(Exercise directions)
Write out the material again word for word, dropping any images it holds.

Start of Data shown

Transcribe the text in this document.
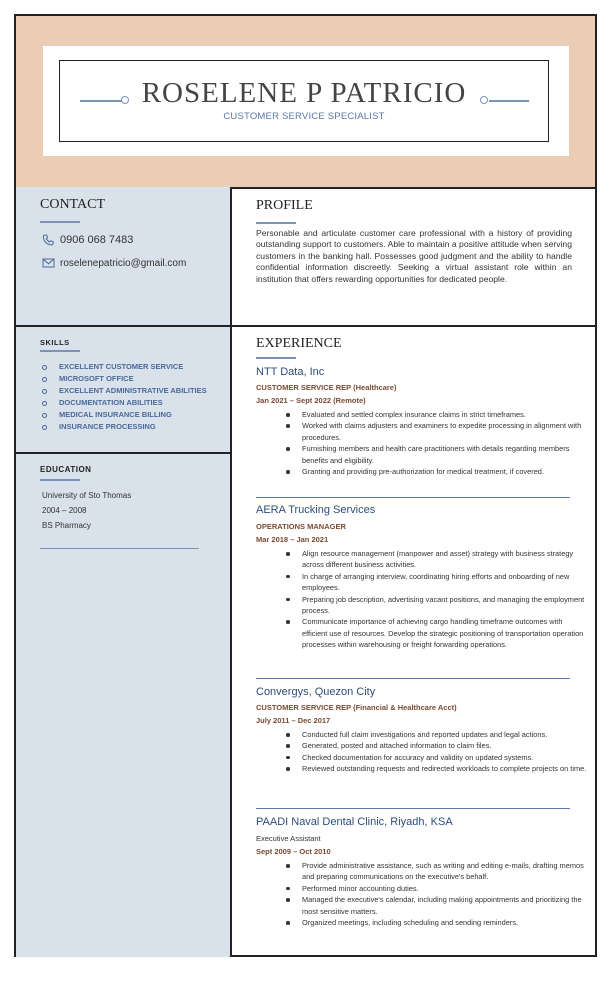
ROSELENE P PATRICIO
CUSTOMER SERVICE SPECIALIST
CONTACT
0906 068 7483
roselenepatricio@gmail.com
SKILLS
EXCELLENT CUSTOMER SERVICE
MICROSOFT OFFICE
EXCELLENT ADMINISTRATIVE ABILITIES
DOCUMENTATION ABILITIES
MEDICAL INSURANCE BILLING
INSURANCE PROCESSING
EDUCATION
University of Sto Thomas
2004 – 2008
BS Pharmacy
PROFILE
Personable and articulate customer care professional with a history of providing outstanding support to customers. Able to maintain a positive attitude when serving customers in the banking hall. Possesses good judgment and the ability to handle confidential information discreetly. Seeking a virtual assistant role within an institution that offers rewarding opportunities for dedicated people.
EXPERIENCE
NTT Data, Inc
CUSTOMER SERVICE REP (Healthcare)
Jan 2021 – Sept 2022 (Remote)
Evaluated and settled complex insurance claims in strict timeframes.
Worked with claims adjusters and examiners to expedite processing in alignment with procedures.
Furnishing members and health care practitioners with details regarding members benefits and eligibility.
Granting and providing pre-authorization for medical treatment, if covered.
AERA Trucking Services
OPERATIONS MANAGER
Mar 2018 – Jan 2021
Align resource management (manpower and asset) strategy with business strategy across different business activities.
In charge of arranging interview, coordinating hiring efforts and onboarding of new employees.
Preparing job description, advertising vacant positions, and managing the employment process.
Communicate importance of achieving cargo handling timeframe outcomes with efficient use of resources. Develop the strategic positioning of transportation operation processes within warehousing or freight forwarding operations.
Convergys, Quezon City
CUSTOMER SERVICE REP (Financial & Healthcare Acct)
July 2011 – Dec 2017
Conducted full claim investigations and reported updates and legal actions.
Generated, posted and attached information to claim files.
Checked documentation for accuracy and validity on updated systems.
Reviewed outstanding requests and redirected workloads to complete projects on time.
PAADI Naval Dental Clinic, Riyadh, KSA
Executive Assistant
Sept 2009 – Oct 2010
Provide administrative assistance, such as writing and editing e-mails, drafting memos and preparing communications on the executive's behalf.
Performed minor accounting duties.
Managed the executive's calendar, including making appointments and prioritizing the most sensitive matters.
Organized meetings, including scheduling and sending reminders.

End of Data shown

(Result of this task)
Transcribe the text in this document.
ROSELENE P PATRICIO
CUSTOMER SERVICE SPECIALIST
CONTACT
0906 068 7483
roselenepatricio@gmail.com
SKILLS
EXCELLENT CUSTOMER SERVICE
MICROSOFT OFFICE
EXCELLENT ADMINISTRATIVE ABILITIES
DOCUMENTATION ABILITIES
MEDICAL INSURANCE BILLING
INSURANCE PROCESSING
EDUCATION
University of Sto Thomas
2004 – 2008
BS Pharmacy
PROFILE
Personable and articulate customer care professional with a history of providing outstanding support to customers. Able to maintain a positive attitude when serving customers in the banking hall. Possesses good judgment and the ability to handle confidential information discreetly. Seeking a virtual assistant role within an institution that offers rewarding opportunities for dedicated people.
EXPERIENCE
NTT Data, Inc
CUSTOMER SERVICE REP (Healthcare)
Jan 2021 – Sept 2022 (Remote)
Evaluated and settled complex insurance claims in strict timeframes.
Worked with claims adjusters and examiners to expedite processing in alignment with procedures.
Furnishing members and health care practitioners with details regarding members benefits and eligibility.
Granting and providing pre-authorization for medical treatment, if covered.
AERA Trucking Services
OPERATIONS MANAGER
Mar 2018 – Jan 2021
Align resource management (manpower and asset) strategy with business strategy across different business activities.
In charge of arranging interview, coordinating hiring efforts and onboarding of new employees.
Preparing job description, advertising vacant positions, and managing the employment process.
Communicate importance of achieving cargo handling timeframe outcomes with efficient use of resources. Develop the strategic positioning of transportation operation processes within warehousing or freight forwarding operations.
Convergys, Quezon City
CUSTOMER SERVICE REP (Financial & Healthcare Acct)
July 2011 – Dec 2017
Conducted full claim investigations and reported updates and legal actions.
Generated, posted and attached information to claim files.
Checked documentation for accuracy and validity on updated systems.
Reviewed outstanding requests and redirected workloads to complete projects on time.
PAADI Naval Dental Clinic, Riyadh, KSA
Executive Assistant
Sept 2009 – Oct 2010
Provide administrative assistance, such as writing and editing e-mails, drafting memos and preparing communications on the executive's behalf.
Performed minor accounting duties.
Managed the executive's calendar, including making appointments and prioritizing the most sensitive matters.
Organized meetings, including scheduling and sending reminders.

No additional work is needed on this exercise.